Extrait choisi
_____

L'industrie du papier doit-elle s'inquiéter de l'impact de la guerre en Ukraine sur le marché du bois ?

Les événements actuels en Europe de l'Est ont plongé le commerce mondial dans le désarroi - et l'industrie du papier doit être prête à faire face aux impacts directs.

Une nouvelle analyse a montré clairement comment la guerre dévastatrice en Ukraine va perturber les industries du bois et du papier. Bien que les implications exactes des interruptions des exportations de bois restent incertaines, un resserrement du marché du bois d'œuvre est considéré comme inévitable à court et à long terme - avec un impact direct sur les industries telles que le papier qui utilisent des sous-produits du bois d'œuvre. Cette situation vient s'ajouter à d'autres répercussions du conflit auxquelles les entreprises doivent faire face, comme la hausse des coûts énergétiques.

Selon le rapport publié fin avril par Wood Resources International (WRI), le conflit a déjà un effet sur les marchés mondiaux du bois. L'année dernière, la Russie, la Biélorussie et l'Ukraine ont représenté 25 % du commerce mondial du bois. Depuis le début de la guerre en février, on observe une "réduction spectaculaire" des produits forestiers exportés.

_____

Données
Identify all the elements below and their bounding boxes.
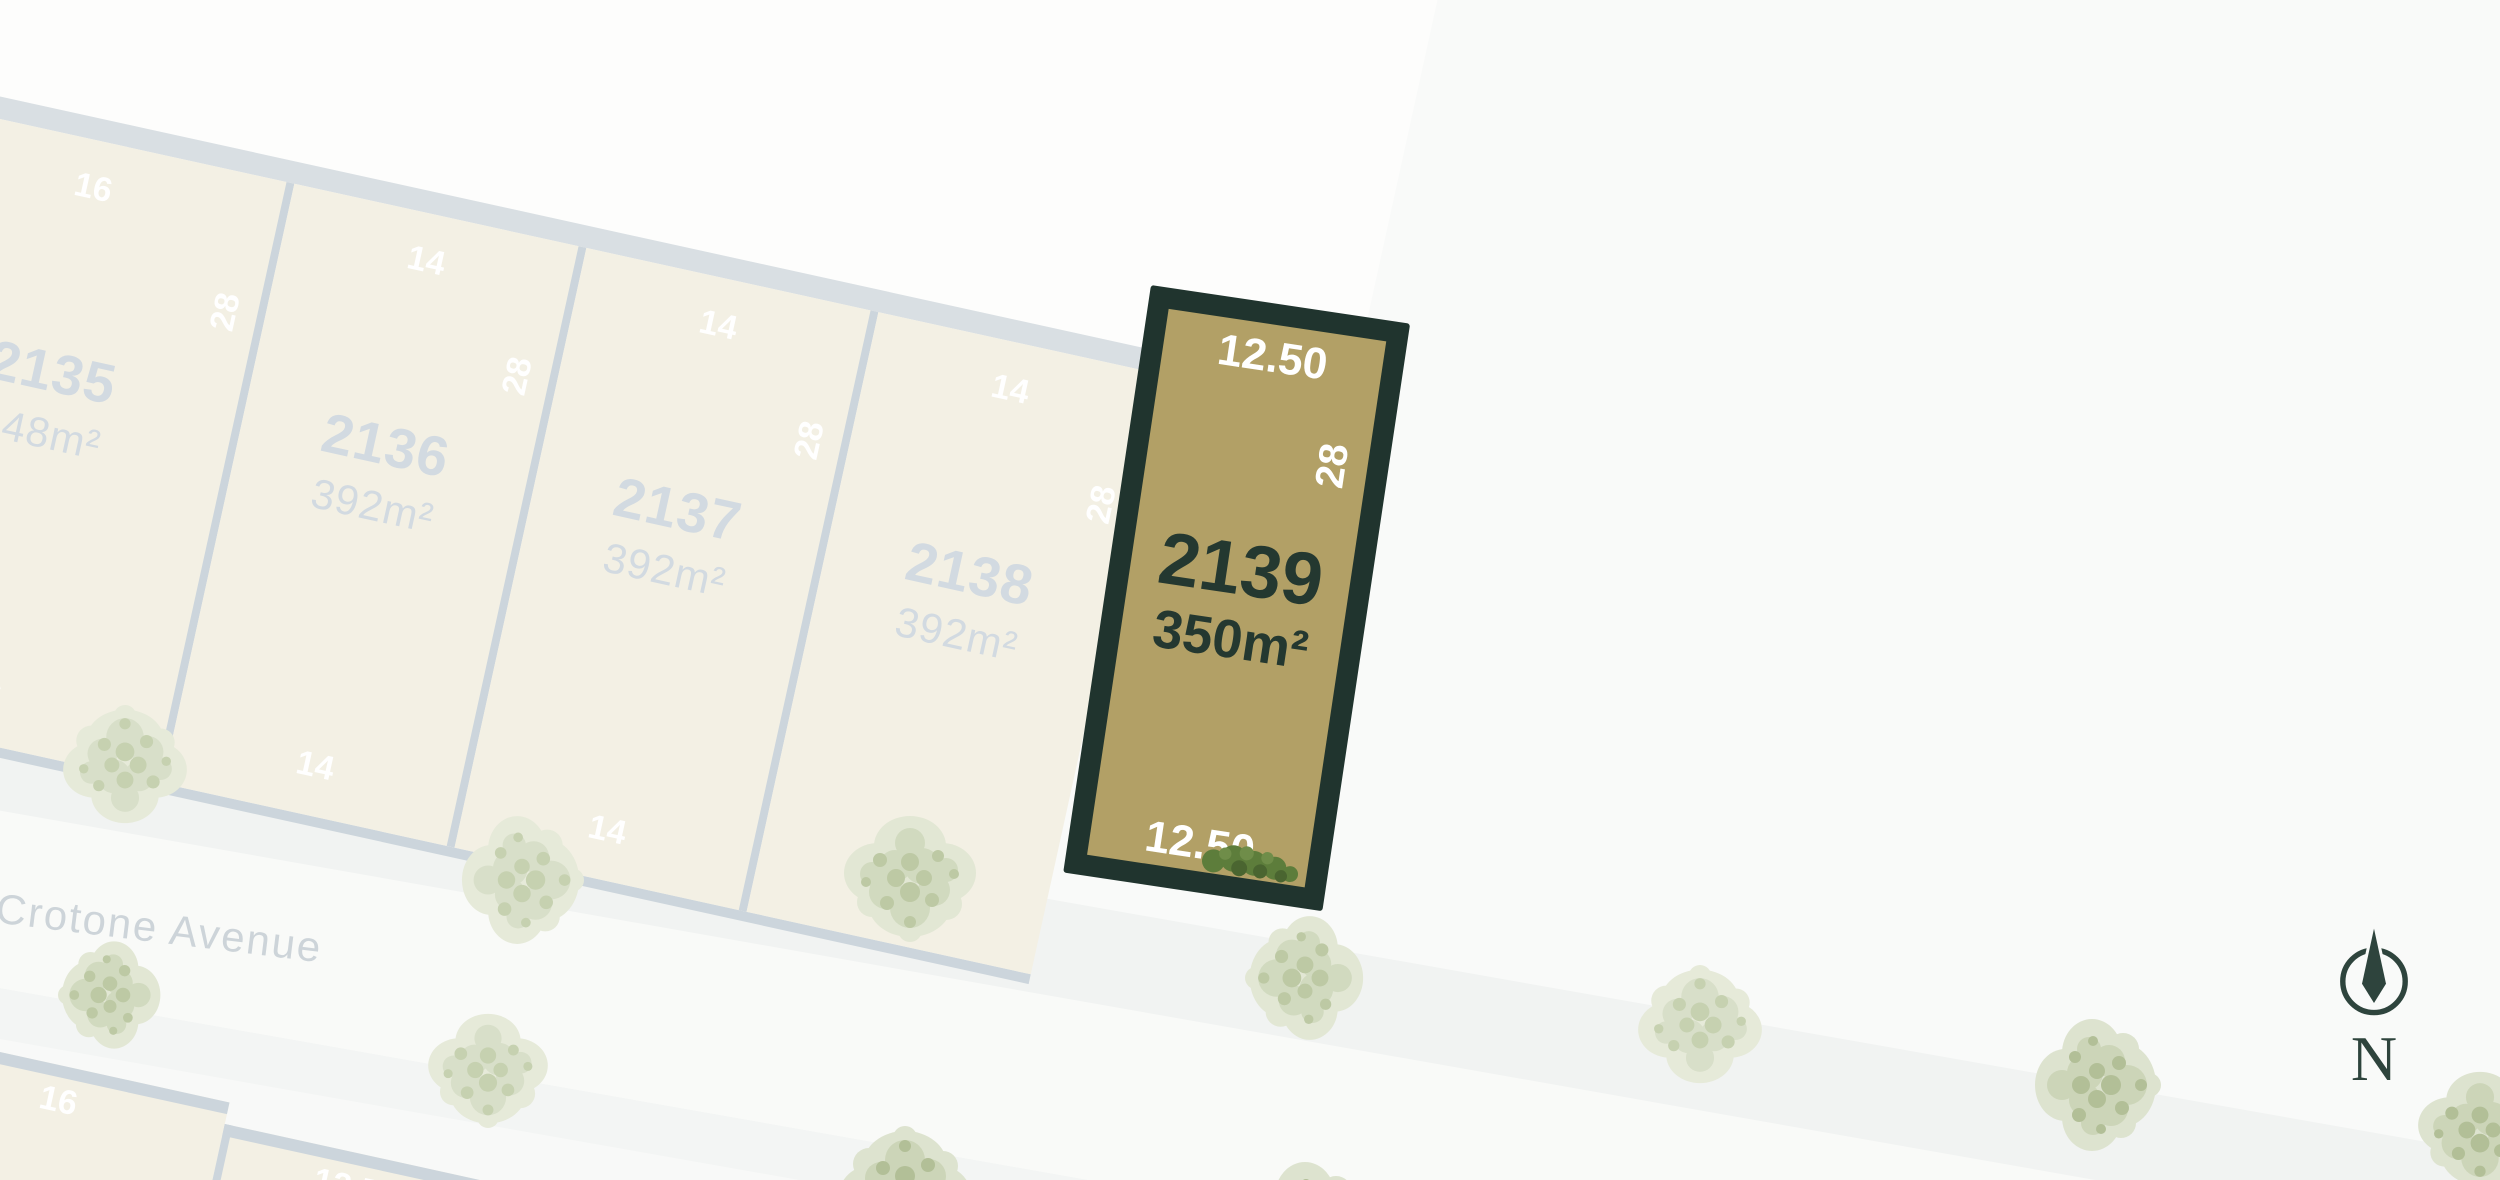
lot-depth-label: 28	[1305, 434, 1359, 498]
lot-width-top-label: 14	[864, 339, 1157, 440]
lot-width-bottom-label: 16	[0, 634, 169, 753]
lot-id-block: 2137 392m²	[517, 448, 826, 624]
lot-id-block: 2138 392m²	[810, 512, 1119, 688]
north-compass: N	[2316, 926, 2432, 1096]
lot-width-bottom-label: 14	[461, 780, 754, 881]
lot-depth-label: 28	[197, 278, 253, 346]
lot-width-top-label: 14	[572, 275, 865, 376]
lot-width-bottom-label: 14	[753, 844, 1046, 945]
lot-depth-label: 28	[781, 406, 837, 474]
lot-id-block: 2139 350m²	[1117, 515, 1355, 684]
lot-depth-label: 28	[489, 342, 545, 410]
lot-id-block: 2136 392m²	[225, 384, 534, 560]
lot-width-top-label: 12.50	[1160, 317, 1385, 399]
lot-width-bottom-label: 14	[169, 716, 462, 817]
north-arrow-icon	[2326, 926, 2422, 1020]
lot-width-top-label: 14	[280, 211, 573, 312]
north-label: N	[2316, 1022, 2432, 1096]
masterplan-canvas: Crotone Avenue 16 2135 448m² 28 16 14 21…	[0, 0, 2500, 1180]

_____

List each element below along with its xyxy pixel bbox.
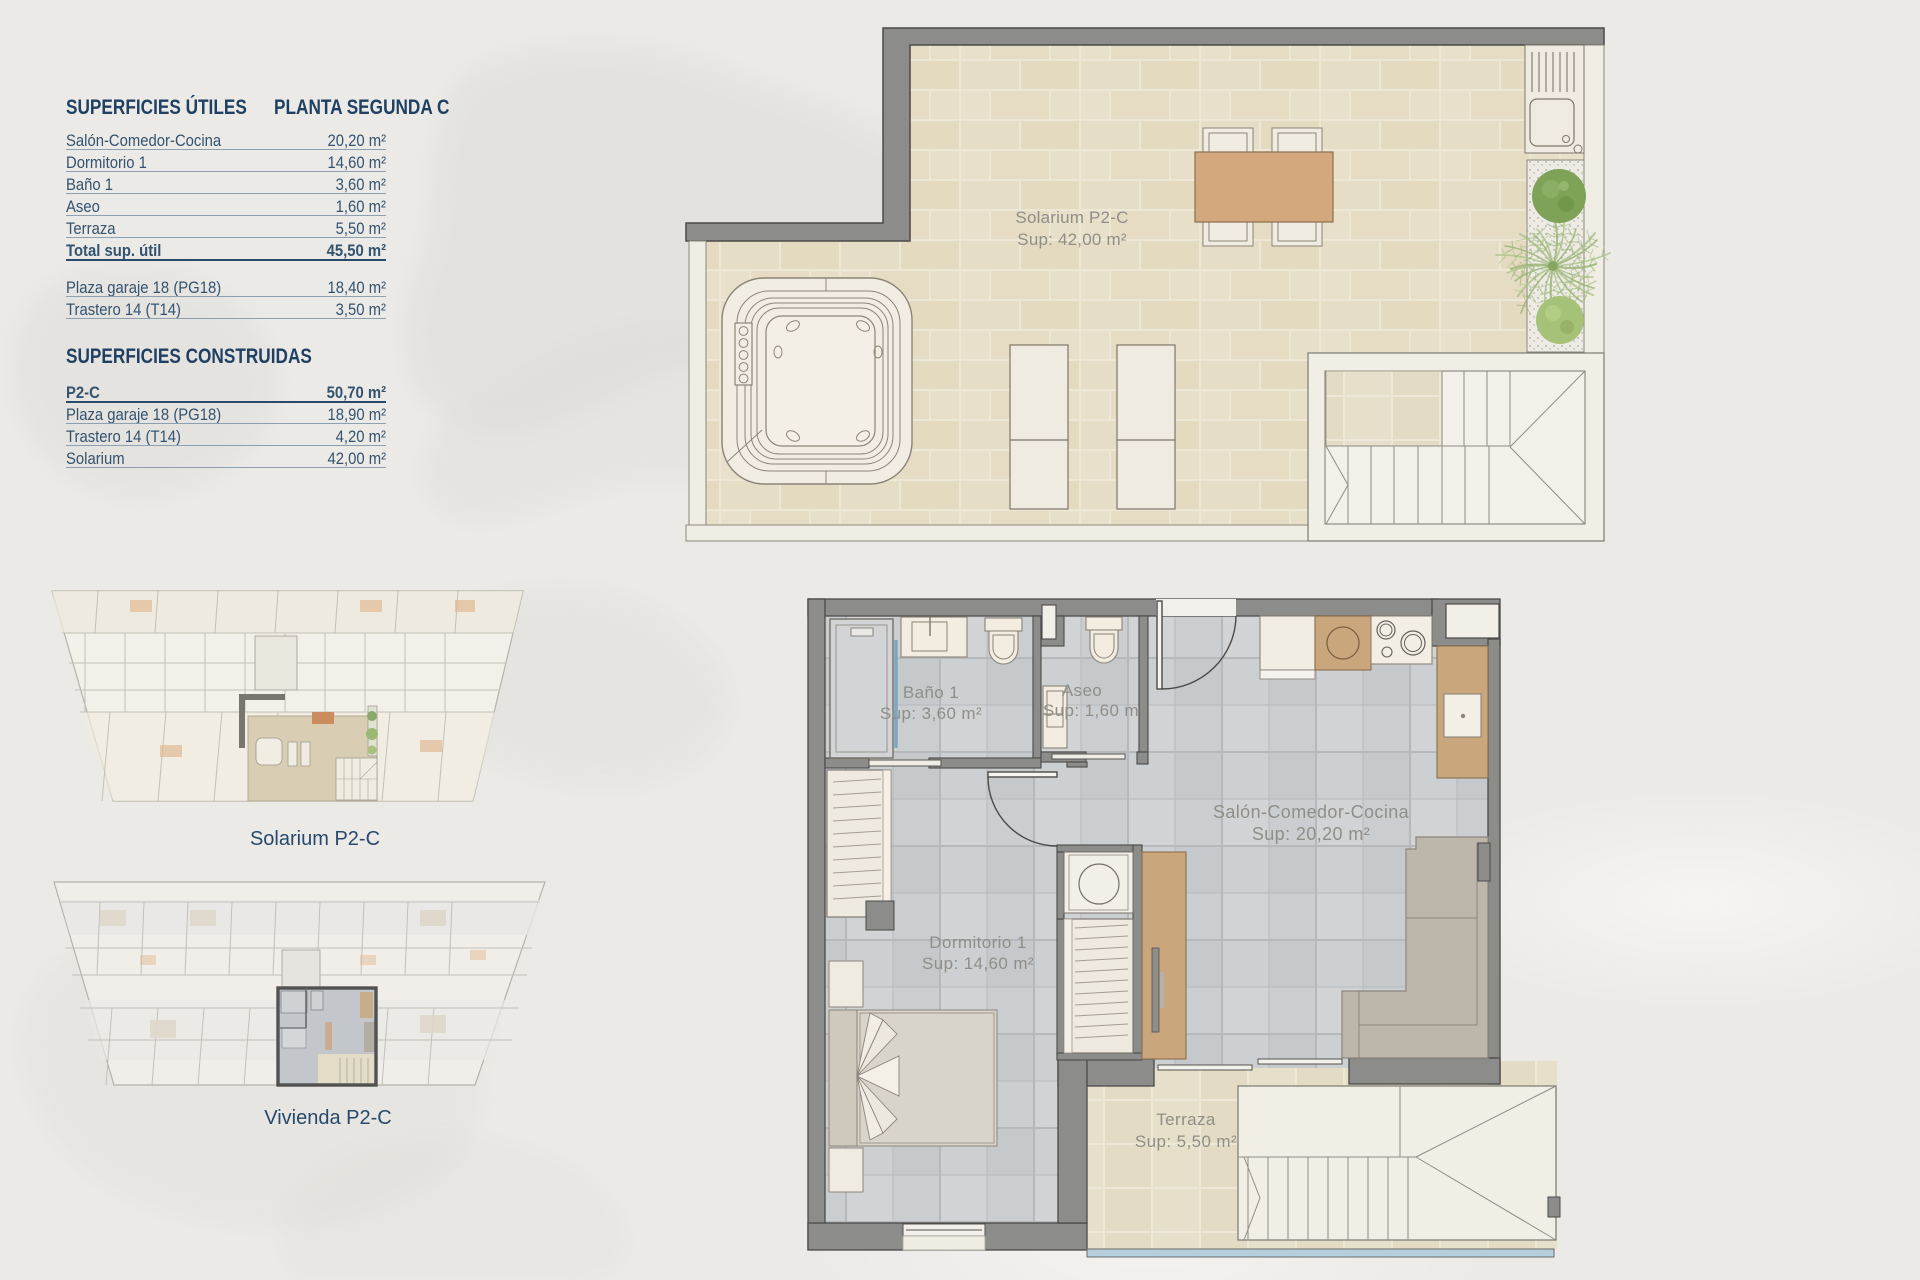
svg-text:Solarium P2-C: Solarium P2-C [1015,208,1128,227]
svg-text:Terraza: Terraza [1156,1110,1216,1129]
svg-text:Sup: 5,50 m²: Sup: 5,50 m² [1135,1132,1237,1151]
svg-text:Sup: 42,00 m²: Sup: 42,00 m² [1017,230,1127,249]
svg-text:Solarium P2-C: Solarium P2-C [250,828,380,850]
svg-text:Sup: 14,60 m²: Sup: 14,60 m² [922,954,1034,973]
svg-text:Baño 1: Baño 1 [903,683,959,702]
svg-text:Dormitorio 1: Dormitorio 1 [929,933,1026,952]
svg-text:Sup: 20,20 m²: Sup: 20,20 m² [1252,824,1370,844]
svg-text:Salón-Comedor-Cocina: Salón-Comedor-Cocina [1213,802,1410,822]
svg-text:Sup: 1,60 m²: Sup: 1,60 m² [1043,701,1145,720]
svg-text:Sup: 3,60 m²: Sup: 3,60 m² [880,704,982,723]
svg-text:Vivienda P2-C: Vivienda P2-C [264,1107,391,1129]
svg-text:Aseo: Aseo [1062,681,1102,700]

_____

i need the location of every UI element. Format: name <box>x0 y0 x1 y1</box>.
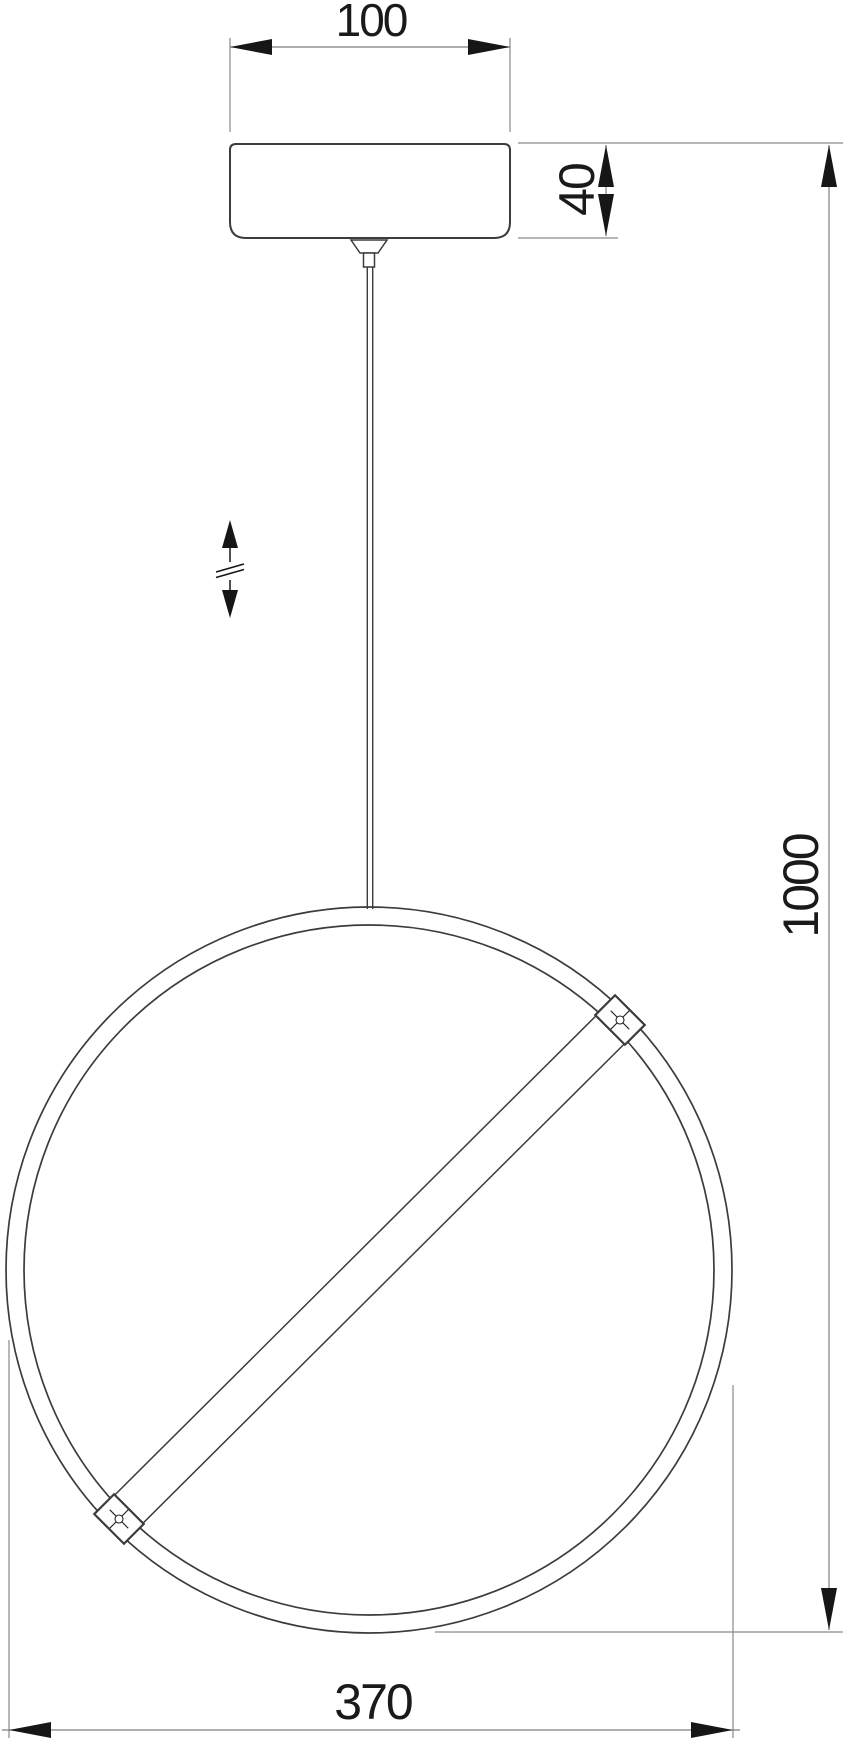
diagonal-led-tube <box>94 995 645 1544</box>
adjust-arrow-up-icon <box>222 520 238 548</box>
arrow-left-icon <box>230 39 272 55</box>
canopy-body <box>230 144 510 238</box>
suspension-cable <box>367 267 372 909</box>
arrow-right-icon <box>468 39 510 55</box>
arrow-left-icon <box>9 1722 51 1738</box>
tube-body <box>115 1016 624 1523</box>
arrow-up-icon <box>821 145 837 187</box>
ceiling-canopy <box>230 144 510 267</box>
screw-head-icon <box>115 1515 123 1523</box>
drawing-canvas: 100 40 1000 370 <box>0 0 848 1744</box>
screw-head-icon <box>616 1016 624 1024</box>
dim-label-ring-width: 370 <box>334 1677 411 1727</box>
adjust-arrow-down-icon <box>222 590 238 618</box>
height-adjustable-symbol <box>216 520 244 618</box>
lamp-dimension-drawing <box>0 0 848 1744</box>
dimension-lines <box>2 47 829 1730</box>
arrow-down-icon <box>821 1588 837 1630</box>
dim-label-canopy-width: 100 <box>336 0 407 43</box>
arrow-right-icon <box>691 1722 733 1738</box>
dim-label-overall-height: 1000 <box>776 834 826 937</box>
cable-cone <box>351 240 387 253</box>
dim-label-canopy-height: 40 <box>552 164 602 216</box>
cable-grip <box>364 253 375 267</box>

_____

Problème à résoudre
Transcrivez fidèlement le passage de l'extrait choisi qui s'ouvre sur les mots comprenant « L'industrie du papier doit-elle » et se clôt sur « aux impacts directs. ».

Corrigé ci-dessous
L'industrie du papier doit-elle s'inquiéter de l'impact de la guerre en Ukraine sur le marché du bois ?

Les événements actuels en Europe de l'Est ont plongé le commerce mondial dans le désarroi - et l'industrie du papier doit être prête à faire face aux impacts directs.